▸ **Stated problem**: Output the entries verbatim, including every line.

▸ **Records for this exercise**:
_ _ _ _ _ _ _

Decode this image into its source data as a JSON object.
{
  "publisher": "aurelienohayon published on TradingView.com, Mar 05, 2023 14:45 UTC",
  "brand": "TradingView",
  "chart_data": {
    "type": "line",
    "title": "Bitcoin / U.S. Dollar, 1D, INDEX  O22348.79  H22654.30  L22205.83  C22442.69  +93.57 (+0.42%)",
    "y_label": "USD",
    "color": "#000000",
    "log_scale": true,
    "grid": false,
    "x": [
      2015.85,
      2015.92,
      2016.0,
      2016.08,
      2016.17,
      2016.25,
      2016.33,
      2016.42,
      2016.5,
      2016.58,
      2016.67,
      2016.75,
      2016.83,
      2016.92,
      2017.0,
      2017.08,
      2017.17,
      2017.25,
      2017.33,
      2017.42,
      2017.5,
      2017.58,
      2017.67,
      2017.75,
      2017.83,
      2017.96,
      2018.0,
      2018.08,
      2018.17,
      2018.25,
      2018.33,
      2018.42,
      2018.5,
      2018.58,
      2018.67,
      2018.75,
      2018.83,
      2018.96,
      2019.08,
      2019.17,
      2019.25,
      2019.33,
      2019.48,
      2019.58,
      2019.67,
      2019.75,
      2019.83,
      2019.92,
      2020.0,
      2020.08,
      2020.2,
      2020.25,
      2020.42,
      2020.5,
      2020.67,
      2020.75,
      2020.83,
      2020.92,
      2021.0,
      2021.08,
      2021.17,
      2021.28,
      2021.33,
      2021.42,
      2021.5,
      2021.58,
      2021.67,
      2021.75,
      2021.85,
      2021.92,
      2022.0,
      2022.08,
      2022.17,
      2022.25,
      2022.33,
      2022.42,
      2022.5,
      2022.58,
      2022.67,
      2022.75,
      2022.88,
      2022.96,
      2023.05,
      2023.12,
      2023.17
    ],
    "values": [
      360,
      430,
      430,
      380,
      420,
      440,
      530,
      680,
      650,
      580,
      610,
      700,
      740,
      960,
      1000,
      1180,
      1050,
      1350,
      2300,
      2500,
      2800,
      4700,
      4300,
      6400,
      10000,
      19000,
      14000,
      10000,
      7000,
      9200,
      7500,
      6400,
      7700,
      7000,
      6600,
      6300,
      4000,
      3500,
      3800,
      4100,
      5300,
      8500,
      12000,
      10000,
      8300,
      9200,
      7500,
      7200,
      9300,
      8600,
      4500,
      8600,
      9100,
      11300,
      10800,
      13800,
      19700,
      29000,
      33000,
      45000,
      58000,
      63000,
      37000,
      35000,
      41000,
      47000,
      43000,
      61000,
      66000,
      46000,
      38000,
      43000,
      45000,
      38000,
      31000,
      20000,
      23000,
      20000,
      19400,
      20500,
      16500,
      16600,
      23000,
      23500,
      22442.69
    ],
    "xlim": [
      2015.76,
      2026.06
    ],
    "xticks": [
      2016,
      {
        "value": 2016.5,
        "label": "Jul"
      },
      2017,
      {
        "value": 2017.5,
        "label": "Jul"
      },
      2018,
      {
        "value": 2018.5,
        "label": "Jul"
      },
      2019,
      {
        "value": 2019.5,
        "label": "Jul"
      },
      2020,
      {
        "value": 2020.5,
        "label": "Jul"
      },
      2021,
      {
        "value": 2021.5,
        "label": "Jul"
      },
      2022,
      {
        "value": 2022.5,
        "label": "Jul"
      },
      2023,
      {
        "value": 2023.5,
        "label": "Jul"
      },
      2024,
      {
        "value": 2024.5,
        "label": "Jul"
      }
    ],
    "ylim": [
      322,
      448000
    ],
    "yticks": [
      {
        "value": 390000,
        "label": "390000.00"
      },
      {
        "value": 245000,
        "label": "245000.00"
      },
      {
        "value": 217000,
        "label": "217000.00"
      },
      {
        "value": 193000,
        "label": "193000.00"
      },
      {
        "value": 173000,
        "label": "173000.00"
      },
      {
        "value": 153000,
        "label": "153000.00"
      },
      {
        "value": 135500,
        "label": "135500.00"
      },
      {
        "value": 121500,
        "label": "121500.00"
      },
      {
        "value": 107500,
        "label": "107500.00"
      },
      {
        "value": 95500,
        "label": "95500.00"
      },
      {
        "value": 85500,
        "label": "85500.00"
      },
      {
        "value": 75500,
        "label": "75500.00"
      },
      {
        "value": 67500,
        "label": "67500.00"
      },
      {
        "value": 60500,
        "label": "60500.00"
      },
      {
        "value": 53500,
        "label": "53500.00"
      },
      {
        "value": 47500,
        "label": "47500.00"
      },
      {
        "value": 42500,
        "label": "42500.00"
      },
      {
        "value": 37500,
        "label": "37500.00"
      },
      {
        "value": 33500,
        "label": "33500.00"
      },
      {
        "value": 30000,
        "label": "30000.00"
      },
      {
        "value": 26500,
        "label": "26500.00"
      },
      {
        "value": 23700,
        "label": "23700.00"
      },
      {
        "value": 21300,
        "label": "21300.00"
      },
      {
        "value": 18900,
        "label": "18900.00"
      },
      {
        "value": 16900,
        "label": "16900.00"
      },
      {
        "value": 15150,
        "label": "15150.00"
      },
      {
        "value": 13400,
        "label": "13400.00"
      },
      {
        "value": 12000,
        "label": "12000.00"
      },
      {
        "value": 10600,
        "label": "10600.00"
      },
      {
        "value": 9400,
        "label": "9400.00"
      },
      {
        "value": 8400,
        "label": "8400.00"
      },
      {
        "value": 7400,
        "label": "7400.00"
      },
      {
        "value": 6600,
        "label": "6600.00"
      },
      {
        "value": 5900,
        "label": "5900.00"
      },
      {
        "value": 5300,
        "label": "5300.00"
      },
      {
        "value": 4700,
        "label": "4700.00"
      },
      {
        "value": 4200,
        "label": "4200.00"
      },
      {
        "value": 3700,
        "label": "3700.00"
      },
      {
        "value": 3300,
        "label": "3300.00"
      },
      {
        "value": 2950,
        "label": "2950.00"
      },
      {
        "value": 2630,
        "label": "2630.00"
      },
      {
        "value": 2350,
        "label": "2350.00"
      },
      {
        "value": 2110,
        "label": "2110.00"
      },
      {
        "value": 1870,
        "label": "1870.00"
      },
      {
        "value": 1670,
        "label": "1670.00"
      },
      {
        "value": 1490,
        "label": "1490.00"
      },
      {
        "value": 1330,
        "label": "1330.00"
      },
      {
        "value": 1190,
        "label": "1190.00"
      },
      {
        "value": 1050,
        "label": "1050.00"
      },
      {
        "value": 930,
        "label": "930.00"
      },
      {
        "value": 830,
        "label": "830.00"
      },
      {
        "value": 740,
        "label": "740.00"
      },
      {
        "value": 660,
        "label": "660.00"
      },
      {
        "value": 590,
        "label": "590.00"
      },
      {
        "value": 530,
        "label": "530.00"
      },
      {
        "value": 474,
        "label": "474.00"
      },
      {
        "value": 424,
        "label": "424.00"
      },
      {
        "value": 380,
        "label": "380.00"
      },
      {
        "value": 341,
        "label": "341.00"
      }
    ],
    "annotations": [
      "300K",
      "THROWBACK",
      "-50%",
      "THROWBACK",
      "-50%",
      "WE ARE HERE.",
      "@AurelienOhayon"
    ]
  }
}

_ _ _ _ _ _ _

▸ **Problem solution**:
Decode this image into its source data as a JSON object.
{
  "publisher": "aurelienohayon published on TradingView.com, Mar 05, 2023 14:45 UTC",
  "brand": "TradingView",
  "chart_data": {
    "type": "line",
    "title": "Bitcoin / U.S. Dollar, 1D, INDEX  O22348.79  H22654.30  L22205.83  C22442.69  +93.57 (+0.42%)",
    "y_label": "USD",
    "color": "#000000",
    "log_scale": true,
    "grid": false,
    "x": [
      2015.85,
      2015.92,
      2016.0,
      2016.08,
      2016.17,
      2016.25,
      2016.33,
      2016.42,
      2016.5,
      2016.58,
      2016.67,
      2016.75,
      2016.83,
      2016.92,
      2017.0,
      2017.08,
      2017.17,
      2017.25,
      2017.33,
      2017.42,
      2017.5,
      2017.58,
      2017.67,
      2017.75,
      2017.83,
      2017.96,
      2018.0,
      2018.08,
      2018.17,
      2018.25,
      2018.33,
      2018.42,
      2018.5,
      2018.58,
      2018.67,
      2018.75,
      2018.83,
      2018.96,
      2019.08,
      2019.17,
      2019.25,
      2019.33,
      2019.48,
      2019.58,
      2019.67,
      2019.75,
      2019.83,
      2019.92,
      2020.0,
      2020.08,
      2020.2,
      2020.25,
      2020.42,
      2020.5,
      2020.67,
      2020.75,
      2020.83,
      2020.92,
      2021.0,
      2021.08,
      2021.17,
      2021.28,
      2021.33,
      2021.42,
      2021.5,
      2021.58,
      2021.67,
      2021.75,
      2021.85,
      2021.92,
      2022.0,
      2022.08,
      2022.17,
      2022.25,
      2022.33,
      2022.42,
      2022.5,
      2022.58,
      2022.67,
      2022.75,
      2022.88,
      2022.96,
      2023.05,
      2023.12,
      2023.17
    ],
    "values": [
      360,
      430,
      430,
      380,
      420,
      440,
      530,
      680,
      650,
      580,
      610,
      700,
      740,
      960,
      1000,
      1180,
      1050,
      1350,
      2300,
      2500,
      2800,
      4700,
      4300,
      6400,
      10000,
      19000,
      14000,
      10000,
      7000,
      9200,
      7500,
      6400,
      7700,
      7000,
      6600,
      6300,
      4000,
      3500,
      3800,
      4100,
      5300,
      8500,
      12000,
      10000,
      8300,
      9200,
      7500,
      7200,
      9300,
      8600,
      4500,
      8600,
      9100,
      11300,
      10800,
      13800,
      19700,
      29000,
      33000,
      45000,
      58000,
      63000,
      37000,
      35000,
      41000,
      47000,
      43000,
      61000,
      66000,
      46000,
      38000,
      43000,
      45000,
      38000,
      31000,
      20000,
      23000,
      20000,
      19400,
      20500,
      16500,
      16600,
      23000,
      23500,
      22442.69
    ],
    "xlim": [
      2015.76,
      2026.06
    ],
    "xticks": [
      2016,
      {
        "value": 2016.5,
        "label": "Jul"
      },
      2017,
      {
        "value": 2017.5,
        "label": "Jul"
      },
      2018,
      {
        "value": 2018.5,
        "label": "Jul"
      },
      2019,
      {
        "value": 2019.5,
        "label": "Jul"
      },
      2020,
      {
        "value": 2020.5,
        "label": "Jul"
      },
      2021,
      {
        "value": 2021.5,
        "label": "Jul"
      },
      2022,
      {
        "value": 2022.5,
        "label": "Jul"
      },
      2023,
      {
        "value": 2023.5,
        "label": "Jul"
      },
      2024,
      {
        "value": 2024.5,
        "label": "Jul"
      }
    ],
    "ylim": [
      322,
      448000
    ],
    "yticks": [
      {
        "value": 390000,
        "label": "390000.00"
      },
      {
        "value": 245000,
        "label": "245000.00"
      },
      {
        "value": 217000,
        "label": "217000.00"
      },
      {
        "value": 193000,
        "label": "193000.00"
      },
      {
        "value": 173000,
        "label": "173000.00"
      },
      {
        "value": 153000,
        "label": "153000.00"
      },
      {
        "value": 135500,
        "label": "135500.00"
      },
      {
        "value": 121500,
        "label": "121500.00"
      },
      {
        "value": 107500,
        "label": "107500.00"
      },
      {
        "value": 95500,
        "label": "95500.00"
      },
      {
        "value": 85500,
        "label": "85500.00"
      },
      {
        "value": 75500,
        "label": "75500.00"
      },
      {
        "value": 67500,
        "label": "67500.00"
      },
      {
        "value": 60500,
        "label": "60500.00"
      },
      {
        "value": 53500,
        "label": "53500.00"
      },
      {
        "value": 47500,
        "label": "47500.00"
      },
      {
        "value": 42500,
        "label": "42500.00"
      },
      {
        "value": 37500,
        "label": "37500.00"
      },
      {
        "value": 33500,
        "label": "33500.00"
      },
      {
        "value": 30000,
        "label": "30000.00"
      },
      {
        "value": 26500,
        "label": "26500.00"
      },
      {
        "value": 23700,
        "label": "23700.00"
      },
      {
        "value": 21300,
        "label": "21300.00"
      },
      {
        "value": 18900,
        "label": "18900.00"
      },
      {
        "value": 16900,
        "label": "16900.00"
      },
      {
        "value": 15150,
        "label": "15150.00"
      },
      {
        "value": 13400,
        "label": "13400.00"
      },
      {
        "value": 12000,
        "label": "12000.00"
      },
      {
        "value": 10600,
        "label": "10600.00"
      },
      {
        "value": 9400,
        "label": "9400.00"
      },
      {
        "value": 8400,
        "label": "8400.00"
      },
      {
        "value": 7400,
        "label": "7400.00"
      },
      {
        "value": 6600,
        "label": "6600.00"
      },
      {
        "value": 5900,
        "label": "5900.00"
      },
      {
        "value": 5300,
        "label": "5300.00"
      },
      {
        "value": 4700,
        "label": "4700.00"
      },
      {
        "value": 4200,
        "label": "4200.00"
      },
      {
        "value": 3700,
        "label": "3700.00"
      },
      {
        "value": 3300,
        "label": "3300.00"
      },
      {
        "value": 2950,
        "label": "2950.00"
      },
      {
        "value": 2630,
        "label": "2630.00"
      },
      {
        "value": 2350,
        "label": "2350.00"
      },
      {
        "value": 2110,
        "label": "2110.00"
      },
      {
        "value": 1870,
        "label": "1870.00"
      },
      {
        "value": 1670,
        "label": "1670.00"
      },
      {
        "value": 1490,
        "label": "1490.00"
      },
      {
        "value": 1330,
        "label": "1330.00"
      },
      {
        "value": 1190,
        "label": "1190.00"
      },
      {
        "value": 1050,
        "label": "1050.00"
      },
      {
        "value": 930,
        "label": "930.00"
      },
      {
        "value": 830,
        "label": "830.00"
      },
      {
        "value": 740,
        "label": "740.00"
      },
      {
        "value": 660,
        "label": "660.00"
      },
      {
        "value": 590,
        "label": "590.00"
      },
      {
        "value": 530,
        "label": "530.00"
      },
      {
        "value": 474,
        "label": "474.00"
      },
      {
        "value": 424,
        "label": "424.00"
      },
      {
        "value": 380,
        "label": "380.00"
      },
      {
        "value": 341,
        "label": "341.00"
      }
    ],
    "annotations": [
      "300K",
      "THROWBACK",
      "-50%",
      "THROWBACK",
      "-50%",
      "WE ARE HERE.",
      "@AurelienOhayon"
    ]
  }
}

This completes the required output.